GIVEN REQUEST: Reproduce all the entries exactly.

***

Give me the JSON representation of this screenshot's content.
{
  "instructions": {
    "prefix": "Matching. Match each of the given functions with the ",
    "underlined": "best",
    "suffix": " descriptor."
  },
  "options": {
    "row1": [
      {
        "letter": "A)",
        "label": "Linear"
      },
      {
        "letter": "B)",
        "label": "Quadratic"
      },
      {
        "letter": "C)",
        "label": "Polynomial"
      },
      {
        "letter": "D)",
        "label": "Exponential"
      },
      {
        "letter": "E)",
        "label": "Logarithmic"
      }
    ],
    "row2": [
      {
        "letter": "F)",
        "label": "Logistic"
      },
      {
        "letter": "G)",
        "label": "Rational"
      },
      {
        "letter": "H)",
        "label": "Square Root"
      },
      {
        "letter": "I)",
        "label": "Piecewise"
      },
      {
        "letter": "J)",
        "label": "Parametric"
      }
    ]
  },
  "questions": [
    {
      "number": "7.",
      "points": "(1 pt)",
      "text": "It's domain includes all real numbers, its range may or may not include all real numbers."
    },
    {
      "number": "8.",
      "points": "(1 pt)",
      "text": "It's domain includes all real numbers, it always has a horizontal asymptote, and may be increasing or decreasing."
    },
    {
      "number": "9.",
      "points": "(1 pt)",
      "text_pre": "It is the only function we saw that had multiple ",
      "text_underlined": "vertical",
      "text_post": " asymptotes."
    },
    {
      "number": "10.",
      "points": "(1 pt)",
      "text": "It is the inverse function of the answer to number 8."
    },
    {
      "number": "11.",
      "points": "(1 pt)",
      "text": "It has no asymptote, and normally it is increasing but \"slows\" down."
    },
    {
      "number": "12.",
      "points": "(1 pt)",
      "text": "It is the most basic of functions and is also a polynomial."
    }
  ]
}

***

REPLY:
Give me the JSON representation of this screenshot's content.
{
  "instructions": {
    "prefix": "Matching. Match each of the given functions with the ",
    "underlined": "best",
    "suffix": " descriptor."
  },
  "options": {
    "row1": [
      {
        "letter": "A)",
        "label": "Linear"
      },
      {
        "letter": "B)",
        "label": "Quadratic"
      },
      {
        "letter": "C)",
        "label": "Polynomial"
      },
      {
        "letter": "D)",
        "label": "Exponential"
      },
      {
        "letter": "E)",
        "label": "Logarithmic"
      }
    ],
    "row2": [
      {
        "letter": "F)",
        "label": "Logistic"
      },
      {
        "letter": "G)",
        "label": "Rational"
      },
      {
        "letter": "H)",
        "label": "Square Root"
      },
      {
        "letter": "I)",
        "label": "Piecewise"
      },
      {
        "letter": "J)",
        "label": "Parametric"
      }
    ]
  },
  "questions": [
    {
      "number": "7.",
      "points": "(1 pt)",
      "text": "It's domain includes all real numbers, its range may or may not include all real numbers."
    },
    {
      "number": "8.",
      "points": "(1 pt)",
      "text": "It's domain includes all real numbers, it always has a horizontal asymptote, and may be increasing or decreasing."
    },
    {
      "number": "9.",
      "points": "(1 pt)",
      "text_pre": "It is the only function we saw that had multiple ",
      "text_underlined": "vertical",
      "text_post": " asymptotes."
    },
    {
      "number": "10.",
      "points": "(1 pt)",
      "text": "It is the inverse function of the answer to number 8."
    },
    {
      "number": "11.",
      "points": "(1 pt)",
      "text": "It has no asymptote, and normally it is increasing but \"slows\" down."
    },
    {
      "number": "12.",
      "points": "(1 pt)",
      "text": "It is the most basic of functions and is also a polynomial."
    }
  ]
}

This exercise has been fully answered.